- **TASK INSTRUCTIONS**:
Rewrite the lines of the data from the line containing "35, 26, 61]" through the end of the data, changing "portrait-image" to "avatar-image" and keeping everything else the same.

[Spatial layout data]
-*-

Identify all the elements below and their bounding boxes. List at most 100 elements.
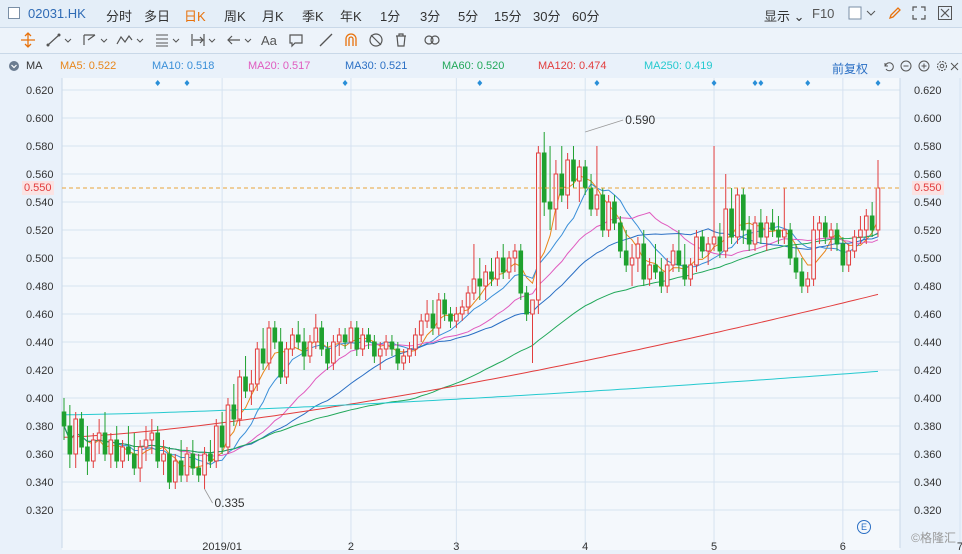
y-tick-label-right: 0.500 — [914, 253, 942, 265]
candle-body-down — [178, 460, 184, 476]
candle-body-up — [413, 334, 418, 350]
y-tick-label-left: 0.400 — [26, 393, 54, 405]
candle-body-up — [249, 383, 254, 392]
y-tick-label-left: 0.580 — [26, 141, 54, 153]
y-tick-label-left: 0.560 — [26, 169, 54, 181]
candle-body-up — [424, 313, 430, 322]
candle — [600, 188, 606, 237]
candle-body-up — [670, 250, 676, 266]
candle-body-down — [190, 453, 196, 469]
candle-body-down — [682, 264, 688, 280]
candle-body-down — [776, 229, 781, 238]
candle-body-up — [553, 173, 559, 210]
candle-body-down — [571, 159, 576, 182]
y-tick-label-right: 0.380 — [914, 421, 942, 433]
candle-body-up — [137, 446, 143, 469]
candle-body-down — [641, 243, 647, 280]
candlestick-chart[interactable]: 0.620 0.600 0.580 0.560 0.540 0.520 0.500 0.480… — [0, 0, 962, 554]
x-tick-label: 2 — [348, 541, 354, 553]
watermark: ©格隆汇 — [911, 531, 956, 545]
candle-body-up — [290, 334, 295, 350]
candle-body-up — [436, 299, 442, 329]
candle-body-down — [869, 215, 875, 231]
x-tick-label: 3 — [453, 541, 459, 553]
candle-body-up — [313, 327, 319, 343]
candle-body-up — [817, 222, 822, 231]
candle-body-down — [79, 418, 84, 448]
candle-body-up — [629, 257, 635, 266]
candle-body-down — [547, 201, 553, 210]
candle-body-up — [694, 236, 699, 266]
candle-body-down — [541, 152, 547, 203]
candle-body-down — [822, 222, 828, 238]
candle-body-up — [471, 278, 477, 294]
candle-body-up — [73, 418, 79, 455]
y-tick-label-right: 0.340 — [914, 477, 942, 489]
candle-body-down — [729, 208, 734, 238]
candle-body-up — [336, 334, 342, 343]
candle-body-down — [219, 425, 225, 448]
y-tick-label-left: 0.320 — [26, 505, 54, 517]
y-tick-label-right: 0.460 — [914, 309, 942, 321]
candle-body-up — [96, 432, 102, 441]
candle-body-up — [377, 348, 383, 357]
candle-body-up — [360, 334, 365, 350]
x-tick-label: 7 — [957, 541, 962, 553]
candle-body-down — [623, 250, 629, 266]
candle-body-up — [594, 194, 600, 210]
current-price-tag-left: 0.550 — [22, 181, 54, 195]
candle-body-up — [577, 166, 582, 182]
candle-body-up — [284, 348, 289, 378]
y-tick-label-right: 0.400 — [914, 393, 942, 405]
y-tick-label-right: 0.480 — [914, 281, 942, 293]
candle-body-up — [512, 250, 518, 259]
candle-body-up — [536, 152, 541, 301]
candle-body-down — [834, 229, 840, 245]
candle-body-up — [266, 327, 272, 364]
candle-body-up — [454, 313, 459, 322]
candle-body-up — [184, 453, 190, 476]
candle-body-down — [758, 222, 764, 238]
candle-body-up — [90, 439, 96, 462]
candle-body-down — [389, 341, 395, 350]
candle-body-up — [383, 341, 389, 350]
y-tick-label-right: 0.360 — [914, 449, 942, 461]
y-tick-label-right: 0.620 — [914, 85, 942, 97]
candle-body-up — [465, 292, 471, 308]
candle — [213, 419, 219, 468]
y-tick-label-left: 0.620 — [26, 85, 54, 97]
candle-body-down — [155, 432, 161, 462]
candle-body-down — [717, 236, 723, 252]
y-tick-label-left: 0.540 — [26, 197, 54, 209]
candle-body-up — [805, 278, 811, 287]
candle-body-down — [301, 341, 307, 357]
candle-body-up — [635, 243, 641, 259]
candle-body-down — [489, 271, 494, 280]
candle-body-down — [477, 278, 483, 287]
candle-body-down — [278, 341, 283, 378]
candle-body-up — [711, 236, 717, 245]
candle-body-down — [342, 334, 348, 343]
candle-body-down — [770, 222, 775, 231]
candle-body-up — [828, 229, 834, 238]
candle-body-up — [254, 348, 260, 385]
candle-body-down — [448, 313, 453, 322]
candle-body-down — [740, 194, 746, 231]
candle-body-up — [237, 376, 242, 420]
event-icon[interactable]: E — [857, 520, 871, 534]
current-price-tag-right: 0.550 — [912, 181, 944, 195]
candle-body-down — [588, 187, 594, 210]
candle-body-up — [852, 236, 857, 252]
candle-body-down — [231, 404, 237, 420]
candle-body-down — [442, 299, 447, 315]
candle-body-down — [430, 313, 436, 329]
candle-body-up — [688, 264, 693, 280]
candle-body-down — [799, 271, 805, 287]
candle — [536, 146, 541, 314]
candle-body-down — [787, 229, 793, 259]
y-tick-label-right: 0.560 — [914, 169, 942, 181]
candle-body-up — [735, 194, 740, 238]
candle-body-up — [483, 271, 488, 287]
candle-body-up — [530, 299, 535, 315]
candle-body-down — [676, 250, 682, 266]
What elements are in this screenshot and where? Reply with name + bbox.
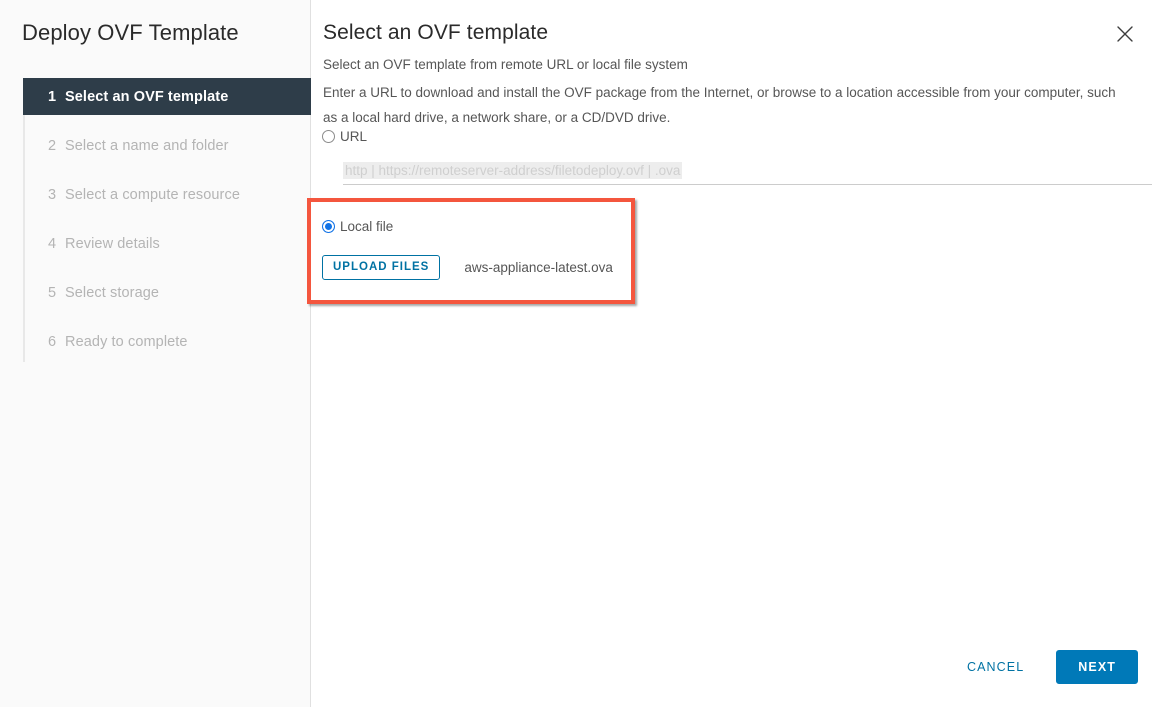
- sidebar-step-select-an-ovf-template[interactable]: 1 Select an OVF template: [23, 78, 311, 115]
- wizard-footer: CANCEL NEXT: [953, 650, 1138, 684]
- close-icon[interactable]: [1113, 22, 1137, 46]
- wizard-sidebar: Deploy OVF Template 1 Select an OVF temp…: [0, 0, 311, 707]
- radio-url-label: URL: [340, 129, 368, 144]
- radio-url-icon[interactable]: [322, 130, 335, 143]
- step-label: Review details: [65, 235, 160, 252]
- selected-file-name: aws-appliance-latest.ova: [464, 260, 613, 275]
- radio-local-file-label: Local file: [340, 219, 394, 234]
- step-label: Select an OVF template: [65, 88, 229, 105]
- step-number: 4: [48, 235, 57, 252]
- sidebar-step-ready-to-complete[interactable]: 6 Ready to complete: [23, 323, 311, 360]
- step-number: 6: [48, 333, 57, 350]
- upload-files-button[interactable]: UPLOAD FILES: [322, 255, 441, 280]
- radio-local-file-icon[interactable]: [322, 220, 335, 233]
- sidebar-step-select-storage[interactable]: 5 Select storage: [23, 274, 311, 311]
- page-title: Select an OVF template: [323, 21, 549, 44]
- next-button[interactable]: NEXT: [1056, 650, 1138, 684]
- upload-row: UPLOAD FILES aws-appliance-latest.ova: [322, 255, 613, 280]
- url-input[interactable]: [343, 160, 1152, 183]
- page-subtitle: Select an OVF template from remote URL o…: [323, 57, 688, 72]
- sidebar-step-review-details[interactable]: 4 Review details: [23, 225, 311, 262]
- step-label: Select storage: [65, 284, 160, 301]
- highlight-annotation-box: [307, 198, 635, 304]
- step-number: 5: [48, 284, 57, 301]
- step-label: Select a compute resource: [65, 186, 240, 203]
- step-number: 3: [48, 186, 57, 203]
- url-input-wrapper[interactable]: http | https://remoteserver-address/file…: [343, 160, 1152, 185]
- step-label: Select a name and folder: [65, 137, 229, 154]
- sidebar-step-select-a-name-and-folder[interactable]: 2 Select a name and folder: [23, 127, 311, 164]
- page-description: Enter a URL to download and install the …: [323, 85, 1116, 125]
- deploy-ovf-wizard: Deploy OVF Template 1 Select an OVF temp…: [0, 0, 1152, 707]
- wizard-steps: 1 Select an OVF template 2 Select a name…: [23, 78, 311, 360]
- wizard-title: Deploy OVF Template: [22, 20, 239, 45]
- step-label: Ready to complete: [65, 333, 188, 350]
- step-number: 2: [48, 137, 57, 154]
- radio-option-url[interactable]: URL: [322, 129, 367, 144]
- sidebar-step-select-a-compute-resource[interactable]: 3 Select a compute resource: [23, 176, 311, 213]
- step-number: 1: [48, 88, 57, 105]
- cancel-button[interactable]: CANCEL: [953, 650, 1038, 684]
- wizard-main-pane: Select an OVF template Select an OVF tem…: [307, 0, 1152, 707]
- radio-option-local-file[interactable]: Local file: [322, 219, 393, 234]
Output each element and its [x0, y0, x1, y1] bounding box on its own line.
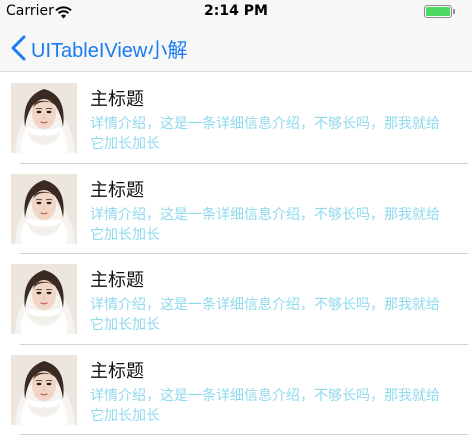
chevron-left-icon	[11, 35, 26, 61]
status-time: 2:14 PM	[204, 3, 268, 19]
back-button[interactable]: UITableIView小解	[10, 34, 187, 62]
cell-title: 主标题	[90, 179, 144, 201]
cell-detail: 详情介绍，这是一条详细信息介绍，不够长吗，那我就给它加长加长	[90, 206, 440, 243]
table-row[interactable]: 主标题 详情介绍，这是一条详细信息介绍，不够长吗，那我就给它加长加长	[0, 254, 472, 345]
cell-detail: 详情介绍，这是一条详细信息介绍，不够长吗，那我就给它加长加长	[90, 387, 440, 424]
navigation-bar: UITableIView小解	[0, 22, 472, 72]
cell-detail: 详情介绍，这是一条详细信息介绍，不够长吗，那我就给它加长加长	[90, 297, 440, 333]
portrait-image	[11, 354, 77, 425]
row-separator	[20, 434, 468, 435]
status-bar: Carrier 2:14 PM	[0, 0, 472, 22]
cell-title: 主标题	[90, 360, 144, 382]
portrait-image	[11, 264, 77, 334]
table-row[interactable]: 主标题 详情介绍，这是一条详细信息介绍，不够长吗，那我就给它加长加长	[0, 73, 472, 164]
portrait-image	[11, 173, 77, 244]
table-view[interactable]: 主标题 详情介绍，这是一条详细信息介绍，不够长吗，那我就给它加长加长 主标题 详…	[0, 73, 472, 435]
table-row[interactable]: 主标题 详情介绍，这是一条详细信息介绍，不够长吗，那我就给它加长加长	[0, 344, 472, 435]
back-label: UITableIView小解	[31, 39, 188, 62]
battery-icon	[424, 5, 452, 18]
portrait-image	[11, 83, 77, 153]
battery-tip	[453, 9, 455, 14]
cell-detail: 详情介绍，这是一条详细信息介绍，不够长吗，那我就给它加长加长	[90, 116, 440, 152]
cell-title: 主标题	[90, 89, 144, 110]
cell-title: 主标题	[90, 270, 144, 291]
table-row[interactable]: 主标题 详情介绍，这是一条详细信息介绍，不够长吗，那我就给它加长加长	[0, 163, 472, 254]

-*-

- **EXPECTED ANSWER**:
chevron-left-icon	[11, 35, 26, 61]
status-time: 2:14 PM	[204, 3, 268, 19]
back-button[interactable]: UITableIView小解	[10, 34, 187, 62]
cell-title: 主标题	[90, 179, 144, 201]
cell-detail: 详情介绍，这是一条详细信息介绍，不够长吗，那我就给它加长加长	[90, 206, 440, 243]
table-row[interactable]: 主标题 详情介绍，这是一条详细信息介绍，不够长吗，那我就给它加长加长	[0, 254, 472, 345]
cell-detail: 详情介绍，这是一条详细信息介绍，不够长吗，那我就给它加长加长	[90, 387, 440, 424]
navigation-bar: UITableIView小解	[0, 22, 472, 72]
cell-detail: 详情介绍，这是一条详细信息介绍，不够长吗，那我就给它加长加长	[90, 297, 440, 333]
avatar-image	[11, 354, 77, 425]
row-separator	[20, 434, 468, 435]
status-bar: Carrier 2:14 PM	[0, 0, 472, 22]
cell-title: 主标题	[90, 360, 144, 382]
avatar-image	[11, 264, 77, 334]
table-row[interactable]: 主标题 详情介绍，这是一条详细信息介绍，不够长吗，那我就给它加长加长	[0, 73, 472, 164]
avatar-image	[11, 173, 77, 244]
table-view[interactable]: 主标题 详情介绍，这是一条详细信息介绍，不够长吗，那我就给它加长加长 主标题 详…	[0, 73, 472, 435]
table-row[interactable]: 主标题 详情介绍，这是一条详细信息介绍，不够长吗，那我就给它加长加长	[0, 344, 472, 435]
back-label: UITableIView小解	[31, 39, 188, 62]
battery-icon	[424, 5, 452, 18]
avatar-image	[11, 83, 77, 153]
battery-tip	[453, 9, 455, 14]
cell-detail: 详情介绍，这是一条详细信息介绍，不够长吗，那我就给它加长加长	[90, 116, 440, 152]
cell-title: 主标题	[90, 89, 144, 110]
cell-title: 主标题	[90, 270, 144, 291]
table-row[interactable]: 主标题 详情介绍，这是一条详细信息介绍，不够长吗，那我就给它加长加长	[0, 163, 472, 254]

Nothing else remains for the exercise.